+++ Data excerpts +++
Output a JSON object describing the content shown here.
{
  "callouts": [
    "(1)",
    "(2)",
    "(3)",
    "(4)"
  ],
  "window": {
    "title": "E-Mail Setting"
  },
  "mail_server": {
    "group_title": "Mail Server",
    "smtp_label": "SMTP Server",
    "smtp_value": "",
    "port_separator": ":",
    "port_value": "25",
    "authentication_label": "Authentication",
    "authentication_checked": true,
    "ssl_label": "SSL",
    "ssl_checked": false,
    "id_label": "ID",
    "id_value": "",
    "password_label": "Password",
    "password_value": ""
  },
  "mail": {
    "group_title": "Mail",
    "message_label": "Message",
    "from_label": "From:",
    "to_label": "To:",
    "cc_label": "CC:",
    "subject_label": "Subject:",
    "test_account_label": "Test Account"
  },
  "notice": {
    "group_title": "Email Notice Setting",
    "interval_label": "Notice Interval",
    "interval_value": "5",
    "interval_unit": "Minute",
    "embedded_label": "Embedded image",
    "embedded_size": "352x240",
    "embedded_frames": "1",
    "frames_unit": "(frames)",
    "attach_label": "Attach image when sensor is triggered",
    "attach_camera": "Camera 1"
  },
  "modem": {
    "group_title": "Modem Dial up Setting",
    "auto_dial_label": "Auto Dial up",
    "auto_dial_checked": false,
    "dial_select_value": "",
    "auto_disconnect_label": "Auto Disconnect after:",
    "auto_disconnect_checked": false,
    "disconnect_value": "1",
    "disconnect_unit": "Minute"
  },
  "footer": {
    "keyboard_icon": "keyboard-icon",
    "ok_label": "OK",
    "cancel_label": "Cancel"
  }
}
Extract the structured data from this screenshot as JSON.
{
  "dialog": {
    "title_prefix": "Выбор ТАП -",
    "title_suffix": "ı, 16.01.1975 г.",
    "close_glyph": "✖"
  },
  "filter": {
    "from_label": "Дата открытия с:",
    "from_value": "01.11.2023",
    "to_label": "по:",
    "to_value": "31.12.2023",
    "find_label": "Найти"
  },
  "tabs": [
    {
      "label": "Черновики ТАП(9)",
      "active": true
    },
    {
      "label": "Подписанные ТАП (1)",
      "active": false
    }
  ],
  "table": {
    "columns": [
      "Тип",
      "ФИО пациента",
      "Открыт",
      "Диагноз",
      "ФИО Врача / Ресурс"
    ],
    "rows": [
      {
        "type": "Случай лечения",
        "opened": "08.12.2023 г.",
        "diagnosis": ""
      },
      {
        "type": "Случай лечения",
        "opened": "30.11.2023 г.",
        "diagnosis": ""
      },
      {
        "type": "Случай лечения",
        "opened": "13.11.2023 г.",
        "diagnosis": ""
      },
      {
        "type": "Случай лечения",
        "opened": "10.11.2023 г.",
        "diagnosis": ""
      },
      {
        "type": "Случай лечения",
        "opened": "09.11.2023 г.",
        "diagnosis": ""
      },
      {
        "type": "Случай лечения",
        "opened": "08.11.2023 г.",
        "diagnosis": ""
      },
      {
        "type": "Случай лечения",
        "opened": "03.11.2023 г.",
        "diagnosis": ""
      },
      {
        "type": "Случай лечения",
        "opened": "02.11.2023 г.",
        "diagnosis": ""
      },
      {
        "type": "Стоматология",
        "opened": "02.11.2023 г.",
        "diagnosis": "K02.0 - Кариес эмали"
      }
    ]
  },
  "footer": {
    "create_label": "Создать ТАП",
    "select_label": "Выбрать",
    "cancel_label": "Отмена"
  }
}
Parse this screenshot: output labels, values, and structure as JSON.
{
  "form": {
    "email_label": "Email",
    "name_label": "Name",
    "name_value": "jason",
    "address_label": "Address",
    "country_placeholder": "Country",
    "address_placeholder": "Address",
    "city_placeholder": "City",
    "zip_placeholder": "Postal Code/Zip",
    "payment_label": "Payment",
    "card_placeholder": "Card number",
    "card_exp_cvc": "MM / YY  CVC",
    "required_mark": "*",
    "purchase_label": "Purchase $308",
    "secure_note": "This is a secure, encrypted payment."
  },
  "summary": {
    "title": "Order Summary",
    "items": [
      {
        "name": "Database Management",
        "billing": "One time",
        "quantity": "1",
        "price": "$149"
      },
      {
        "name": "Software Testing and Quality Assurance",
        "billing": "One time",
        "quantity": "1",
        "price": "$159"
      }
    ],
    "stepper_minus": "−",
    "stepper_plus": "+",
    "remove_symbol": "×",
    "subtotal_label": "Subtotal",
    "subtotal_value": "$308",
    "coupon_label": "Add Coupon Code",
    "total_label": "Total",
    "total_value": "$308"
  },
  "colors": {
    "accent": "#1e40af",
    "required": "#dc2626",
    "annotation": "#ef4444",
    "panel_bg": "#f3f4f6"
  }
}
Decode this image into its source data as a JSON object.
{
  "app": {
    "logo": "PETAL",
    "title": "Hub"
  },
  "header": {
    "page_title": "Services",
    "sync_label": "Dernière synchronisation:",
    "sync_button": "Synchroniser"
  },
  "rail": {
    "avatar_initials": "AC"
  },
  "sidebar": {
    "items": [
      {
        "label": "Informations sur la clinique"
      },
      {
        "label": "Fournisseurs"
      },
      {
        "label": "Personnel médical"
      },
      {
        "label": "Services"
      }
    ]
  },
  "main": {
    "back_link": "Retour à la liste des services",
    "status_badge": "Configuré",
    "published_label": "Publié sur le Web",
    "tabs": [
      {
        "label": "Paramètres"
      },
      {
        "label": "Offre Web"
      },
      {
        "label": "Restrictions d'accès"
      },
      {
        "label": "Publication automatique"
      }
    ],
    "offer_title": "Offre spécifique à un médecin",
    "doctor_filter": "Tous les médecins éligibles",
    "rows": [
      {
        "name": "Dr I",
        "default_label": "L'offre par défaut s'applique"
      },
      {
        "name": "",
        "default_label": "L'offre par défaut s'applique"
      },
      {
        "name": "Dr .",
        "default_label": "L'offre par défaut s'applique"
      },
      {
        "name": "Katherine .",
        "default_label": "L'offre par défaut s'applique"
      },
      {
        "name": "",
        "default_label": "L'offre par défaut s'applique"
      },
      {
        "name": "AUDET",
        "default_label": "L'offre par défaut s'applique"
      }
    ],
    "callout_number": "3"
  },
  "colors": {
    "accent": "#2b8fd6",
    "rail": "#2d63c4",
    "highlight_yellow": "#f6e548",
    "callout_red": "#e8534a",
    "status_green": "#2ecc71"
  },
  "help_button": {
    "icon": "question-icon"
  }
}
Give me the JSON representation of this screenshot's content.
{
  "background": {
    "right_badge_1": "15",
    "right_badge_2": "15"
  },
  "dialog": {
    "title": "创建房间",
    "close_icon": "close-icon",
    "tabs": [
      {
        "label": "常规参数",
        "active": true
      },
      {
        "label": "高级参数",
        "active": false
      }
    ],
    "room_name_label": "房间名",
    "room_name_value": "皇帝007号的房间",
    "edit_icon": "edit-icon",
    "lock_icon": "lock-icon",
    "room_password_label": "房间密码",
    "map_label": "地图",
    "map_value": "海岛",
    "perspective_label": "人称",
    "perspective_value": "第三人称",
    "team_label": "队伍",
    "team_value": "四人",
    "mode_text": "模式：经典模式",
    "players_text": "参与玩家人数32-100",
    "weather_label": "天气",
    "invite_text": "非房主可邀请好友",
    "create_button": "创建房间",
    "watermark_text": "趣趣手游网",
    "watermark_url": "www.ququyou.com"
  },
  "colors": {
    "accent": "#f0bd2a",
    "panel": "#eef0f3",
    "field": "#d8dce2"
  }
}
+++
* [Task objective]:
Tally up the lines in the records that contain the word "active" and give only the total.

* [Result]:
4